### Set task:
Go through the records underneath and write each one out again exactly.

### Source records:
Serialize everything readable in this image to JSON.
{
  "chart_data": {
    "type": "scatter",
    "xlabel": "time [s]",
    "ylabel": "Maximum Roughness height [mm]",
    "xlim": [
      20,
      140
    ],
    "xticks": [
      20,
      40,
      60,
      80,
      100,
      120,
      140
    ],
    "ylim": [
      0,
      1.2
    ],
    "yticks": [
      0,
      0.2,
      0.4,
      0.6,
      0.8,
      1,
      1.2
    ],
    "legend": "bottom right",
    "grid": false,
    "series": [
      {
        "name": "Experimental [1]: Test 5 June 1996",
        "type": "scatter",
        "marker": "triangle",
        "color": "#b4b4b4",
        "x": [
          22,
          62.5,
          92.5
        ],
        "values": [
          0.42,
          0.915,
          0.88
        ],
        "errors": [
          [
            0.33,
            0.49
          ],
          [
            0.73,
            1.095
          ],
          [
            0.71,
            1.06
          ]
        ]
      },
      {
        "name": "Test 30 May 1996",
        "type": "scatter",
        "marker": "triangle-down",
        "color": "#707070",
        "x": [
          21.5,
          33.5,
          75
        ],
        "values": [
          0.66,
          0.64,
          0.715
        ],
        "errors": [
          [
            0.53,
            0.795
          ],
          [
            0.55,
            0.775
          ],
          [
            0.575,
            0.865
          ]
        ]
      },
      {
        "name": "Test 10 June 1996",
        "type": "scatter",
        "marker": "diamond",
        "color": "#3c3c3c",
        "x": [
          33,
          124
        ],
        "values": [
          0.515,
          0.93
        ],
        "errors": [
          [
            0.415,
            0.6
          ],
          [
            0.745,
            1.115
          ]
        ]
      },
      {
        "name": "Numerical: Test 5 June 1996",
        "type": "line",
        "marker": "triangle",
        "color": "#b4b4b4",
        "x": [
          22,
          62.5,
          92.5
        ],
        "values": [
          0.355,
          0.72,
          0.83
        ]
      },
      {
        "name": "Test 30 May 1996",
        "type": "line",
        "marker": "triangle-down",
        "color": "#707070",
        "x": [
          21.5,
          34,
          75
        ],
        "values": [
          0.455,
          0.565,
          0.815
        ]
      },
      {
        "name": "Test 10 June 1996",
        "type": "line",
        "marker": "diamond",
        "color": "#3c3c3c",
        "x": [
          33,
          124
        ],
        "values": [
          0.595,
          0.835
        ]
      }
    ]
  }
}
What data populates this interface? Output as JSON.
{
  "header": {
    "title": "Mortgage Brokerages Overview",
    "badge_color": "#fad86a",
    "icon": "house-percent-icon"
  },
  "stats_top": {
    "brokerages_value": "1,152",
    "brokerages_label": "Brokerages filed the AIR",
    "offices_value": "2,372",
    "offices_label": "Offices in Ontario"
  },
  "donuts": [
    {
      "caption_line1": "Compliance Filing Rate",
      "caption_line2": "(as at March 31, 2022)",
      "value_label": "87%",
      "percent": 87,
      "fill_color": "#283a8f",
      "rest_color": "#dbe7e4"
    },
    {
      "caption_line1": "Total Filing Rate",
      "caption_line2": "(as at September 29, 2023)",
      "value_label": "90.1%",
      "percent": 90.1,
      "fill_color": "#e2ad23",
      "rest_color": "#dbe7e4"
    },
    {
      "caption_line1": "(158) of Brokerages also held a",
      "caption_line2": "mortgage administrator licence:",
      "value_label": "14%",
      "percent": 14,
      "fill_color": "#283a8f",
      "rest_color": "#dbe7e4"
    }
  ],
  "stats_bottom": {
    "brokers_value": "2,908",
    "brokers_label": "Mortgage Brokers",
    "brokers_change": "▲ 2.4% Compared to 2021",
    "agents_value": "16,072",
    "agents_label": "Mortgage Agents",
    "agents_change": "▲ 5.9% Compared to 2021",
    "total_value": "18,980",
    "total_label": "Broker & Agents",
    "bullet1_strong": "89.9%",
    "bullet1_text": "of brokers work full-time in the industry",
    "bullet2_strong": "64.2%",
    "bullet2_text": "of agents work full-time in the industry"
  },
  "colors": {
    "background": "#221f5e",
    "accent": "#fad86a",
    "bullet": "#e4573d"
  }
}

### Task answer:
Serialize everything readable in this image to JSON.
{
  "chart_data": {
    "type": "scatter",
    "xlabel": "time [s]",
    "ylabel": "Maximum Roughness height [mm]",
    "xlim": [
      20,
      140
    ],
    "xticks": [
      20,
      40,
      60,
      80,
      100,
      120,
      140
    ],
    "ylim": [
      0,
      1.2
    ],
    "yticks": [
      0,
      0.2,
      0.4,
      0.6,
      0.8,
      1,
      1.2
    ],
    "legend": "bottom right",
    "grid": false,
    "series": [
      {
        "name": "Experimental [1]: Test 5 June 1996",
        "type": "scatter",
        "marker": "triangle",
        "color": "#b4b4b4",
        "x": [
          22,
          62.5,
          92.5
        ],
        "values": [
          0.42,
          0.915,
          0.88
        ],
        "errors": [
          [
            0.33,
            0.49
          ],
          [
            0.73,
            1.095
          ],
          [
            0.71,
            1.06
          ]
        ]
      },
      {
        "name": "Test 30 May 1996",
        "type": "scatter",
        "marker": "triangle-down",
        "color": "#707070",
        "x": [
          21.5,
          33.5,
          75
        ],
        "values": [
          0.66,
          0.64,
          0.715
        ],
        "errors": [
          [
            0.53,
            0.795
          ],
          [
            0.55,
            0.775
          ],
          [
            0.575,
            0.865
          ]
        ]
      },
      {
        "name": "Test 10 June 1996",
        "type": "scatter",
        "marker": "diamond",
        "color": "#3c3c3c",
        "x": [
          33,
          124
        ],
        "values": [
          0.515,
          0.93
        ],
        "errors": [
          [
            0.415,
            0.6
          ],
          [
            0.745,
            1.115
          ]
        ]
      },
      {
        "name": "Numerical: Test 5 June 1996",
        "type": "line",
        "marker": "triangle",
        "color": "#b4b4b4",
        "x": [
          22,
          62.5,
          92.5
        ],
        "values": [
          0.355,
          0.72,
          0.83
        ]
      },
      {
        "name": "Test 30 May 1996",
        "type": "line",
        "marker": "triangle-down",
        "color": "#707070",
        "x": [
          21.5,
          34,
          75
        ],
        "values": [
          0.455,
          0.565,
          0.815
        ]
      },
      {
        "name": "Test 10 June 1996",
        "type": "line",
        "marker": "diamond",
        "color": "#3c3c3c",
        "x": [
          33,
          124
        ],
        "values": [
          0.595,
          0.835
        ]
      }
    ]
  }
}
What data populates this interface? Output as JSON.
{
  "header": {
    "title": "Mortgage Brokerages Overview",
    "badge_color": "#fad86a",
    "icon": "house-percent-icon"
  },
  "stats_top": {
    "brokerages_value": "1,152",
    "brokerages_label": "Brokerages filed the AIR",
    "offices_value": "2,372",
    "offices_label": "Offices in Ontario"
  },
  "donuts": [
    {
      "caption_line1": "Compliance Filing Rate",
      "caption_line2": "(as at March 31, 2022)",
      "value_label": "87%",
      "percent": 87,
      "fill_color": "#283a8f",
      "rest_color": "#dbe7e4"
    },
    {
      "caption_line1": "Total Filing Rate",
      "caption_line2": "(as at September 29, 2023)",
      "value_label": "90.1%",
      "percent": 90.1,
      "fill_color": "#e2ad23",
      "rest_color": "#dbe7e4"
    },
    {
      "caption_line1": "(158) of Brokerages also held a",
      "caption_line2": "mortgage administrator licence:",
      "value_label": "14%",
      "percent": 14,
      "fill_color": "#283a8f",
      "rest_color": "#dbe7e4"
    }
  ],
  "stats_bottom": {
    "brokers_value": "2,908",
    "brokers_label": "Mortgage Brokers",
    "brokers_change": "▲ 2.4% Compared to 2021",
    "agents_value": "16,072",
    "agents_label": "Mortgage Agents",
    "agents_change": "▲ 5.9% Compared to 2021",
    "total_value": "18,980",
    "total_label": "Broker & Agents",
    "bullet1_strong": "89.9%",
    "bullet1_text": "of brokers work full-time in the industry",
    "bullet2_strong": "64.2%",
    "bullet2_text": "of agents work full-time in the industry"
  },
  "colors": {
    "background": "#221f5e",
    "accent": "#fad86a",
    "bullet": "#e4573d"
  }
}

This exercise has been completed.